**What the exercise asks**
Go through the data below line by line and count those containing the word "Halden". Reply with the count only.

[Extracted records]
=-=-=
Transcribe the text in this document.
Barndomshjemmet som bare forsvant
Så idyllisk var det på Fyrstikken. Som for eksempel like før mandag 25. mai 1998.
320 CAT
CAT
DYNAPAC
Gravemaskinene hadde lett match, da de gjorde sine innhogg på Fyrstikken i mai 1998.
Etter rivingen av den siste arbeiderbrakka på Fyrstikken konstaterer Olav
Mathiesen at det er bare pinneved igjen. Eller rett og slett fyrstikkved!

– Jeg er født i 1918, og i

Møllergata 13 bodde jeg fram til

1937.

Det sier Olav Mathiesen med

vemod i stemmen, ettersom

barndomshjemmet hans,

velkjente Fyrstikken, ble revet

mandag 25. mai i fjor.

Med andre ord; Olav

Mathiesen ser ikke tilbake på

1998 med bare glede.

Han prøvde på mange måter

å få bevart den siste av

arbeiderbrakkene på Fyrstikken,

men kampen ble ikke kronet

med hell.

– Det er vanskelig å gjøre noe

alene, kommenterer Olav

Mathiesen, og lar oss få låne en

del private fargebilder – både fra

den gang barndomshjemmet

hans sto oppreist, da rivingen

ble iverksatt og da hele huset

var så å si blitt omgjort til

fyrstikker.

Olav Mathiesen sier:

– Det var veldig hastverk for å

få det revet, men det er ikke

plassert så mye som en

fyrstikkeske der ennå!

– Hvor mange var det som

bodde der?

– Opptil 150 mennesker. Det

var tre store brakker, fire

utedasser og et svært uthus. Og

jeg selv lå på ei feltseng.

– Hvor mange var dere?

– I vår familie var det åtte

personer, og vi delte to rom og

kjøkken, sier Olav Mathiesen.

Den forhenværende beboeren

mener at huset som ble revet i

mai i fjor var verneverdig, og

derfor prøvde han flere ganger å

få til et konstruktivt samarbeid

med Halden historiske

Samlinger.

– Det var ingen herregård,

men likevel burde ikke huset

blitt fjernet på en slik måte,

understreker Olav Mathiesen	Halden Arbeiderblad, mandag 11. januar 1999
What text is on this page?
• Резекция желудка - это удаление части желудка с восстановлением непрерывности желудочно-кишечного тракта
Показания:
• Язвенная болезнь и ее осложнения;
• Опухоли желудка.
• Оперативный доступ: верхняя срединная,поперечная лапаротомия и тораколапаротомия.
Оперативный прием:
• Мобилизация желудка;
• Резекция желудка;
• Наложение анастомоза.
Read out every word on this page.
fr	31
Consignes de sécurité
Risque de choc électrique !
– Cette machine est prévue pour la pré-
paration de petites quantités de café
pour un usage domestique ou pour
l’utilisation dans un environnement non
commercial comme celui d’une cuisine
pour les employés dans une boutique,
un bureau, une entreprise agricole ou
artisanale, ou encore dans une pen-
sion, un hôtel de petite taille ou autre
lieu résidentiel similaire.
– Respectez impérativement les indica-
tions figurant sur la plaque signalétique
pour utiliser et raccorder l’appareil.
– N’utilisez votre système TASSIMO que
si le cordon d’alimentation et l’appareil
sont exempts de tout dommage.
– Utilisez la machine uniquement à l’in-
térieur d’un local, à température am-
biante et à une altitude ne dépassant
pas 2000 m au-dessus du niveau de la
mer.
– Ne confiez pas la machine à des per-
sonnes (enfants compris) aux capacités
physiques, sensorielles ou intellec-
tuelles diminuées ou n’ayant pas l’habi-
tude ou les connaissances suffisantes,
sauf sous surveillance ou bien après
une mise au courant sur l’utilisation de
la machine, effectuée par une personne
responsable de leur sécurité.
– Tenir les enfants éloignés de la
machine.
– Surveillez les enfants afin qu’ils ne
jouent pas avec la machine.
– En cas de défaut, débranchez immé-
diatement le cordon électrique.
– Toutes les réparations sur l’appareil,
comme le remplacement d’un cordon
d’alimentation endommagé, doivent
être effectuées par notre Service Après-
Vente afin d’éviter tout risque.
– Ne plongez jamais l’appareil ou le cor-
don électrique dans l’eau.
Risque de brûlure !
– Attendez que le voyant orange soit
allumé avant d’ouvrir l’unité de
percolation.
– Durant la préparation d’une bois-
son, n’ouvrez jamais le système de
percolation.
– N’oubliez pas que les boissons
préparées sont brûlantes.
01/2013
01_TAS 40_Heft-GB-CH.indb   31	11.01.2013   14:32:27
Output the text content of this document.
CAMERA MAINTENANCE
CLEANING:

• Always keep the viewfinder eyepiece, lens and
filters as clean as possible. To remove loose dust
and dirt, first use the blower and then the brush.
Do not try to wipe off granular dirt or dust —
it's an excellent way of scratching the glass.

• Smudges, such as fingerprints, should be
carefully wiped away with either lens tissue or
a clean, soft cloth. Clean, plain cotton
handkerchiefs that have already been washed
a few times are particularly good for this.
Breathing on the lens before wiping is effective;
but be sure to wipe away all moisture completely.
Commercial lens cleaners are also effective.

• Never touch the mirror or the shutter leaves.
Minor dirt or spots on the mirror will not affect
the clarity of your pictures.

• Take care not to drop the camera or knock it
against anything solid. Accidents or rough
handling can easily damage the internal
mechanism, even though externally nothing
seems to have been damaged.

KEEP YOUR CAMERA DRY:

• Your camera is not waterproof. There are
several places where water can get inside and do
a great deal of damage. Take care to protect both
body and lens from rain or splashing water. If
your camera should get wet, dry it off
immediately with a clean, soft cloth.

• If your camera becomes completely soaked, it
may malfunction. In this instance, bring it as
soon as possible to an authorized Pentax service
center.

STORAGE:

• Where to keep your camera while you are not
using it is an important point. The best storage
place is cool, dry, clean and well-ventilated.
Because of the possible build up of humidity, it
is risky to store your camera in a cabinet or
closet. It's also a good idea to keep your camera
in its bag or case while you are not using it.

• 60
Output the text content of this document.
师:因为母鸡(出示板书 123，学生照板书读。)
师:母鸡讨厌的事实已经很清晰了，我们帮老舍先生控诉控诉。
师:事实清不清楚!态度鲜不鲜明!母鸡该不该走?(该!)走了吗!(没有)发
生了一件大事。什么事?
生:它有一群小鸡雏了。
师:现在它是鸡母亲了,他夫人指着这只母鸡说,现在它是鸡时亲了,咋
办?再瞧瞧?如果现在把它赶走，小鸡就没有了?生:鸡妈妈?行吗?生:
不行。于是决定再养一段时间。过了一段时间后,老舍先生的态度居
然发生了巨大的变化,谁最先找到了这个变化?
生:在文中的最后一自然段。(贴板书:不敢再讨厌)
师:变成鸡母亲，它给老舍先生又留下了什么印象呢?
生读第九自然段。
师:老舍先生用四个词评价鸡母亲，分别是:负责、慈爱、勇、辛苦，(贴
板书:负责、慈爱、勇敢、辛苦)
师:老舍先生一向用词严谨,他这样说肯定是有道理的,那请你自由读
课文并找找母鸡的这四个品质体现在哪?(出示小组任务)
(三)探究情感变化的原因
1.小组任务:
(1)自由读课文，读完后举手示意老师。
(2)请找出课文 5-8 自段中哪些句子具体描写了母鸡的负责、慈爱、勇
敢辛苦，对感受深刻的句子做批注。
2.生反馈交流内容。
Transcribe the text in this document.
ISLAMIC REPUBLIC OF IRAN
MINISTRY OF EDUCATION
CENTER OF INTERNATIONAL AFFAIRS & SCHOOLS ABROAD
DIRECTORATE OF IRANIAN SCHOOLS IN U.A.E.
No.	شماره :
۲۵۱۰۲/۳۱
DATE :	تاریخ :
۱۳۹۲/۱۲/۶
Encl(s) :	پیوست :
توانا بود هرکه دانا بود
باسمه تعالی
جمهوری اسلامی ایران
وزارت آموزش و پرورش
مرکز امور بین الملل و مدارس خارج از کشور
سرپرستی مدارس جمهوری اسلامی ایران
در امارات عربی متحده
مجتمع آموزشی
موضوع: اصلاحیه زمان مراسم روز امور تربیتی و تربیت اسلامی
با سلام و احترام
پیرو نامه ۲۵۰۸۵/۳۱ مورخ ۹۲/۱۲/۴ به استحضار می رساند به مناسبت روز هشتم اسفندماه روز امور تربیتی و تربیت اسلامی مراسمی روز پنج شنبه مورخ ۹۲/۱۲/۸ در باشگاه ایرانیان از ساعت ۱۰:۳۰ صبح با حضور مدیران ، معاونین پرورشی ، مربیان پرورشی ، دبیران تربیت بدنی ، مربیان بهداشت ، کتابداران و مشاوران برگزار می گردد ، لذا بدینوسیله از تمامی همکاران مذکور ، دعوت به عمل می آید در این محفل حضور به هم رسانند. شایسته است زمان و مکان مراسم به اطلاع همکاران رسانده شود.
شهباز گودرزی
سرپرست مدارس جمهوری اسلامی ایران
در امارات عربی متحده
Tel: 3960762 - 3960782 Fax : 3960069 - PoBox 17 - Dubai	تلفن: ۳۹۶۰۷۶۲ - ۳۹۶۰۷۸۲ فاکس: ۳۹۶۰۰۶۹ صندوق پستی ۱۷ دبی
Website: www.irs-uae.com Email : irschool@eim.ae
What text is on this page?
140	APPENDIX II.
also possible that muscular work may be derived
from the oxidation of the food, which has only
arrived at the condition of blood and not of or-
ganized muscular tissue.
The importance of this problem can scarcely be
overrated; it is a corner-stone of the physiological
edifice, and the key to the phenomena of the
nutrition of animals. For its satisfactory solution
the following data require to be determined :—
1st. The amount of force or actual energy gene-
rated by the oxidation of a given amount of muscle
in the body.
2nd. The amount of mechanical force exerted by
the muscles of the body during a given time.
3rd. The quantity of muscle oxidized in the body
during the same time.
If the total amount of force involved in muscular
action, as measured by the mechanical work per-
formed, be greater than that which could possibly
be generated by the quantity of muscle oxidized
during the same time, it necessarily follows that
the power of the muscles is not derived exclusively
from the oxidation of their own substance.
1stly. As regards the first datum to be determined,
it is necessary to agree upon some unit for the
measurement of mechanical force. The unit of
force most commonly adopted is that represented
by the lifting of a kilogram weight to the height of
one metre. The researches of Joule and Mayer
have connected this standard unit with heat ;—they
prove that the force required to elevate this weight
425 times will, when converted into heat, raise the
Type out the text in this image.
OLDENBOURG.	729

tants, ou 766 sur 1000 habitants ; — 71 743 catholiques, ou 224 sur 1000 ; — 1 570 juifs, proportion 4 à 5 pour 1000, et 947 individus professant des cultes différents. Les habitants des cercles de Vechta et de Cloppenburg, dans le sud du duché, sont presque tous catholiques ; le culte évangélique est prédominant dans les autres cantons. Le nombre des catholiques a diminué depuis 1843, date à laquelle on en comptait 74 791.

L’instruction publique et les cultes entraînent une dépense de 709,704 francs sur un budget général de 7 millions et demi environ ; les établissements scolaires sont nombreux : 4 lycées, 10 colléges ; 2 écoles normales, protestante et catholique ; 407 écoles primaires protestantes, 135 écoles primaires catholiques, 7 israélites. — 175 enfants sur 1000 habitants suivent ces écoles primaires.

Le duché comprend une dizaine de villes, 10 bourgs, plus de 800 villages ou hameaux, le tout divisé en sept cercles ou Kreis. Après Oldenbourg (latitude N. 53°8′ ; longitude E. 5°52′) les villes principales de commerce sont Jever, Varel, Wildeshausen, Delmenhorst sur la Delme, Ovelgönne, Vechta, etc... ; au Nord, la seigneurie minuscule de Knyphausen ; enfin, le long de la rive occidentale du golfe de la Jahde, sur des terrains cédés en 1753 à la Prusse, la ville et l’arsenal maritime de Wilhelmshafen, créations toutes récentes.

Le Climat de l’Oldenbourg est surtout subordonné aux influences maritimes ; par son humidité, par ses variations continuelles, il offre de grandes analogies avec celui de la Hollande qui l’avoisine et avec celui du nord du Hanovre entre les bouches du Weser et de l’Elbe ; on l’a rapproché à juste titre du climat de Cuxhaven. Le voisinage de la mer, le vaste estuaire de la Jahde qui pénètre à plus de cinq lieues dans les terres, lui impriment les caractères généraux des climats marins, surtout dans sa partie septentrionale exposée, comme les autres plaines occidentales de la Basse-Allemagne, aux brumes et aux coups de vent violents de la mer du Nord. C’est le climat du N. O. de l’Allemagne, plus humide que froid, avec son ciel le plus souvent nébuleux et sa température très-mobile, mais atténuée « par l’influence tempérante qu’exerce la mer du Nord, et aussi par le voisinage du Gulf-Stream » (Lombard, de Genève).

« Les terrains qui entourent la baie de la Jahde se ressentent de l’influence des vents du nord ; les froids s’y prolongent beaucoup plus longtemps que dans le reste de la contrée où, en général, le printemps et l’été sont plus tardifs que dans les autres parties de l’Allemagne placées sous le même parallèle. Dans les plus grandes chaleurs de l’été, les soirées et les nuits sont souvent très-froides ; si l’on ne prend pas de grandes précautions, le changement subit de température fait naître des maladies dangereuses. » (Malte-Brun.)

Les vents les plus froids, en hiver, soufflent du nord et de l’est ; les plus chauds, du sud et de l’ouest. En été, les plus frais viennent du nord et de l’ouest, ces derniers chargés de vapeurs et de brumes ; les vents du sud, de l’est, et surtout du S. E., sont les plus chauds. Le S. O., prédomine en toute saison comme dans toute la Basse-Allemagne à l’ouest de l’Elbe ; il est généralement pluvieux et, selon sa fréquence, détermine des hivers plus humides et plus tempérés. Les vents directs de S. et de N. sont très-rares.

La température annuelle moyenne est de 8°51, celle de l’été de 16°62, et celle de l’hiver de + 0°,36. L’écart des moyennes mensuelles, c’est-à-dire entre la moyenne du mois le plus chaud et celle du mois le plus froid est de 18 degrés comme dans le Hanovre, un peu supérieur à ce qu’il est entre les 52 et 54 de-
=-=-=
**Response**
2